(Dataset records)
* * * *
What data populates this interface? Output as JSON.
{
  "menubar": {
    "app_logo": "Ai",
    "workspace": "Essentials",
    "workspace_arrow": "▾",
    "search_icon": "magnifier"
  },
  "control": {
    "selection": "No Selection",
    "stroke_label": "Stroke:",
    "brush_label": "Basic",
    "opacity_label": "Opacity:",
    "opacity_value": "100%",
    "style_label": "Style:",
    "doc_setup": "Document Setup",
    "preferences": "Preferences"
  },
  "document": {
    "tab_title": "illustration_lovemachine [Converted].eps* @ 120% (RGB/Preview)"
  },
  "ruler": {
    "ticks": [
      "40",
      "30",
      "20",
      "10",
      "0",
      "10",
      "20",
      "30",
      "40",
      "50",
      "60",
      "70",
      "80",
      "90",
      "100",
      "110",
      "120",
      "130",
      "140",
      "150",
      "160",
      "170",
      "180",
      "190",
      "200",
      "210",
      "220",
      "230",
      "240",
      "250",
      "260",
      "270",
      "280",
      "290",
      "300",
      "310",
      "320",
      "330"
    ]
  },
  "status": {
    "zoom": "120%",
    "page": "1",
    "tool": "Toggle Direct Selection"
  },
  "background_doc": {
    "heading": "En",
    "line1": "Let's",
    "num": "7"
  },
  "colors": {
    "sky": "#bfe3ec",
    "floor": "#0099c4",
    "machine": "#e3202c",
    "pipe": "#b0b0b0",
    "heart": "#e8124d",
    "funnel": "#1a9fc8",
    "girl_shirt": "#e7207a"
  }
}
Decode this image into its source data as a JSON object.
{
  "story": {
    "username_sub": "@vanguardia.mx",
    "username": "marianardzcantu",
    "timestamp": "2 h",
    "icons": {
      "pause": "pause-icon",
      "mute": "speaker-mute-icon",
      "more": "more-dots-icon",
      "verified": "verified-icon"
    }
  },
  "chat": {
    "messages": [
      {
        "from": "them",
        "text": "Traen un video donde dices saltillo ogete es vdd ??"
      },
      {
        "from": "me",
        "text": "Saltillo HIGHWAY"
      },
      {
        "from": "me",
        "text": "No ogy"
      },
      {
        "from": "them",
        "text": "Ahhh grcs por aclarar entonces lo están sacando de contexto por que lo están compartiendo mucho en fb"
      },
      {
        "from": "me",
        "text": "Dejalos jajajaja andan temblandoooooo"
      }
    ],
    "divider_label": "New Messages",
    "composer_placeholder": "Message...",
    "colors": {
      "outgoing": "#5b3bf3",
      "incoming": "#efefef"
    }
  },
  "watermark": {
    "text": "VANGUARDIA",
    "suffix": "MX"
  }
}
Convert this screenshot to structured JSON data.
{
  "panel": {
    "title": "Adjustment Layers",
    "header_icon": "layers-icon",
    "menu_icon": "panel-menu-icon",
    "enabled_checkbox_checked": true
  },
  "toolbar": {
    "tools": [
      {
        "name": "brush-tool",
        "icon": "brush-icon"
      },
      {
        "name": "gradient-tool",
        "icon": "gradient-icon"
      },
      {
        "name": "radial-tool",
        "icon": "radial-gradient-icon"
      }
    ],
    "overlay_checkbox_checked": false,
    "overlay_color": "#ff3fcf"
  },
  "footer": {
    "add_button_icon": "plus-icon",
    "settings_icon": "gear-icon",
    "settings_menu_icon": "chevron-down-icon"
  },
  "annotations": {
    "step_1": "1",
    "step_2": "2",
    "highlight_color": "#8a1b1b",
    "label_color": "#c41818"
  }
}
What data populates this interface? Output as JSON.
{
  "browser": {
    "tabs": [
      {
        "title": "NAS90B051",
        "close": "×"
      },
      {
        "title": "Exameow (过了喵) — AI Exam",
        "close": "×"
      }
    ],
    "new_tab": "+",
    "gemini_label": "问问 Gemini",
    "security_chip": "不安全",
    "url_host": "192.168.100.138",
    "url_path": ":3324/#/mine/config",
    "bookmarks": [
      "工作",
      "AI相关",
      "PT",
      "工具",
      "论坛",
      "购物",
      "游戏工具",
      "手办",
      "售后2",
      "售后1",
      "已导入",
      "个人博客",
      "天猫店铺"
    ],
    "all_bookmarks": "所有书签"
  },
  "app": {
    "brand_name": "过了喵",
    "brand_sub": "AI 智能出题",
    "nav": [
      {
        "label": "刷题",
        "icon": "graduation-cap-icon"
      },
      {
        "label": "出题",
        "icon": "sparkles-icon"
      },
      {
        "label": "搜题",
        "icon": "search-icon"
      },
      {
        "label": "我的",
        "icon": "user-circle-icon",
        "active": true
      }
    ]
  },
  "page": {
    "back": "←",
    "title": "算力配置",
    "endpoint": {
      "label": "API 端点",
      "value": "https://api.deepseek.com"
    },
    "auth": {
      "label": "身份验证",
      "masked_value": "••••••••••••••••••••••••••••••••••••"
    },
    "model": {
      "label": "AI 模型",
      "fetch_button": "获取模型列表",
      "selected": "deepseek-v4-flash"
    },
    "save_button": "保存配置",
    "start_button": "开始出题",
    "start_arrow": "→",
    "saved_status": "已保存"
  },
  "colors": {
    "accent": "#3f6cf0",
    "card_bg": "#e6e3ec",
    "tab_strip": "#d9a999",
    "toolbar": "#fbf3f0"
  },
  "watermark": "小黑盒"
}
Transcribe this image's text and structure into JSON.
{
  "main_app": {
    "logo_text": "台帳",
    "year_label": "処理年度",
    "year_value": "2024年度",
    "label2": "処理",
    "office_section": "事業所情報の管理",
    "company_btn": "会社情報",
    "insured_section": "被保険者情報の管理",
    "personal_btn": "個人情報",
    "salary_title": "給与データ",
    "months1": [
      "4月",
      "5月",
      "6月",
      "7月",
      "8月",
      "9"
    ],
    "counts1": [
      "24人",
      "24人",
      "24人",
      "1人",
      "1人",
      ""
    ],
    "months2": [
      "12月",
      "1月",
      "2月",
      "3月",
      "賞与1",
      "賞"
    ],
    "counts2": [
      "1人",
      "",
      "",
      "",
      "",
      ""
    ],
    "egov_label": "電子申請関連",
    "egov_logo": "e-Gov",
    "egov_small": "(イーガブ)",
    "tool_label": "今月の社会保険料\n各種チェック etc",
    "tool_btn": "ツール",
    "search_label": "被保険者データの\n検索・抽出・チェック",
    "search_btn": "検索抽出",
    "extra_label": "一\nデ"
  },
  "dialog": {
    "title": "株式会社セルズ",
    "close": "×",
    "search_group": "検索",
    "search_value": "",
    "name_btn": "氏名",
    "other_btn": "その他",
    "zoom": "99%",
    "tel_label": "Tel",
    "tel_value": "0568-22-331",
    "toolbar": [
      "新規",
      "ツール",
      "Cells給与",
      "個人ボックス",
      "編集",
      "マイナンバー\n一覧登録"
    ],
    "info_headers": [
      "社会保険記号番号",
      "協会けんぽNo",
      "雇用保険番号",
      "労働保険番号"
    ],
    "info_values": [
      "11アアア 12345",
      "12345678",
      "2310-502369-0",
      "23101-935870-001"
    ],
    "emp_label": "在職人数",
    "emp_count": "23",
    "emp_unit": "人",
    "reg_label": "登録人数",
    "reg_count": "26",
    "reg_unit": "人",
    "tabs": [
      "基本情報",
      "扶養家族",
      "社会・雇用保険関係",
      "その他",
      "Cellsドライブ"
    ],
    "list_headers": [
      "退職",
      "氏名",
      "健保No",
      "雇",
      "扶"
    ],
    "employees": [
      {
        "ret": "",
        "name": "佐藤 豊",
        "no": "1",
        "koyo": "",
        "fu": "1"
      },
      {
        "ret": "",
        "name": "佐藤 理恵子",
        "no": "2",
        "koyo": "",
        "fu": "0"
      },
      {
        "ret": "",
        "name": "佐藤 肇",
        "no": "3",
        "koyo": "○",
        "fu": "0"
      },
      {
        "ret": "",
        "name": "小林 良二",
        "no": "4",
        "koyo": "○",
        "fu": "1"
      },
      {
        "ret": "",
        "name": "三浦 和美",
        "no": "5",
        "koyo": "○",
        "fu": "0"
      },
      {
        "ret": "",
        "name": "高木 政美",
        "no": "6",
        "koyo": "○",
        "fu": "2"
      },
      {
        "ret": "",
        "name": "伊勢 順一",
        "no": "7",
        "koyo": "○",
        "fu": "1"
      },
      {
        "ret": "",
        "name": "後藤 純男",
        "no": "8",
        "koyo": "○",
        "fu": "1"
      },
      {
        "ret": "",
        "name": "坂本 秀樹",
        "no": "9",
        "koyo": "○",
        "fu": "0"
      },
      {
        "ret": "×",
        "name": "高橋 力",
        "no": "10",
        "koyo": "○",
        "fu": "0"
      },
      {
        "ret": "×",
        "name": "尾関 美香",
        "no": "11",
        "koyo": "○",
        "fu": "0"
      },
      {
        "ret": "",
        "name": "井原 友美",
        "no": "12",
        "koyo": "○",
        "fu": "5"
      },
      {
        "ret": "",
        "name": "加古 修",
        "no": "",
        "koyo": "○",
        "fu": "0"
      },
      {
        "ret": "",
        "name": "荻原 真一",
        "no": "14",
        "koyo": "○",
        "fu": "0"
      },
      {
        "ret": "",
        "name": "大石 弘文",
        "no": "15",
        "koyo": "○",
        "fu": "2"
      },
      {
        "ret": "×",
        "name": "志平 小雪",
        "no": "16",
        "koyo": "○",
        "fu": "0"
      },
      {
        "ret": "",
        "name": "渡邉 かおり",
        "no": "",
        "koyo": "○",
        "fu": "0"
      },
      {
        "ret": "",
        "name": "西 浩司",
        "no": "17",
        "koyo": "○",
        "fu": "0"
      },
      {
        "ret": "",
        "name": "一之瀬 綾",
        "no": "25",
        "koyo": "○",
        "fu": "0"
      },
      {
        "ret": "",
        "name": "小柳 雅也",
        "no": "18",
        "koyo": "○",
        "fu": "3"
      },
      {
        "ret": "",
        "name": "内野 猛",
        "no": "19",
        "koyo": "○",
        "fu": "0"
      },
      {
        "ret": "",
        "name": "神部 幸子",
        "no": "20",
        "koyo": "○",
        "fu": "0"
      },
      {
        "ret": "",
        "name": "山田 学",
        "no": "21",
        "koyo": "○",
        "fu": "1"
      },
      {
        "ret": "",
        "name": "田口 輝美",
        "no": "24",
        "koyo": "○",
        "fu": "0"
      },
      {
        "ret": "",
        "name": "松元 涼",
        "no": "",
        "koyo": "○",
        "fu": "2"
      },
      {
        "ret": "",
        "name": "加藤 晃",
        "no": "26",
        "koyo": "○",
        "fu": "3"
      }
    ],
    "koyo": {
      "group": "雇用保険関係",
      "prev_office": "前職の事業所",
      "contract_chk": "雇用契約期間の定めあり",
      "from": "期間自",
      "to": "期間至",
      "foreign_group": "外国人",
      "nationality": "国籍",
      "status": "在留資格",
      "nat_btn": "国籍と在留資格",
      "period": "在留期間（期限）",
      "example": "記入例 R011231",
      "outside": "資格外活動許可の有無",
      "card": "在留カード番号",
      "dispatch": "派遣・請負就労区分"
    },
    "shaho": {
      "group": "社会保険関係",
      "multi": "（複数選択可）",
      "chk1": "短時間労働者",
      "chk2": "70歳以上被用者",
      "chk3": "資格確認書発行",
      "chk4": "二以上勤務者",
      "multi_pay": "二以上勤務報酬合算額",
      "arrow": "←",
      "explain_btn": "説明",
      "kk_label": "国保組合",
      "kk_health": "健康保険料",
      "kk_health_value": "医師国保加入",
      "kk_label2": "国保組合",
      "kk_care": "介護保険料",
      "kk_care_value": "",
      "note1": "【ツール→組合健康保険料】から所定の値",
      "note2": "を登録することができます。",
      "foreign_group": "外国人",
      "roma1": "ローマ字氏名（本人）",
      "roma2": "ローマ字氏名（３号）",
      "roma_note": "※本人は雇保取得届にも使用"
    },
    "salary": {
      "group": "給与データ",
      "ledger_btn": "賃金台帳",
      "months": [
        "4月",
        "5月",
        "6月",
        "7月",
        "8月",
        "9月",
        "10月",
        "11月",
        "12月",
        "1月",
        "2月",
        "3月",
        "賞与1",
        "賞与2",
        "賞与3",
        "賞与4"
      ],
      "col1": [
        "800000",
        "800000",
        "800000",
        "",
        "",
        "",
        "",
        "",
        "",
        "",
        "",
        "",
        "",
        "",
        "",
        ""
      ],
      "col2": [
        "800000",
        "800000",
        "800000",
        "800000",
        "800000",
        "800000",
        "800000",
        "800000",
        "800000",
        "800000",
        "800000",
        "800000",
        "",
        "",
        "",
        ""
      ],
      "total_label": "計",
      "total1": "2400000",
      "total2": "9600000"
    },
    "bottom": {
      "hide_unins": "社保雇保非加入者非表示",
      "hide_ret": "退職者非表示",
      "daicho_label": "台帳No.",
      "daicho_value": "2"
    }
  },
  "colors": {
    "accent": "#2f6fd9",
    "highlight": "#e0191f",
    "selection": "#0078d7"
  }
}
* * * *
Read the data above and pull out each line that holds the string "into".

Decode this image into its source data as a JSON object.
Transcribe this image's text and structure into JSON.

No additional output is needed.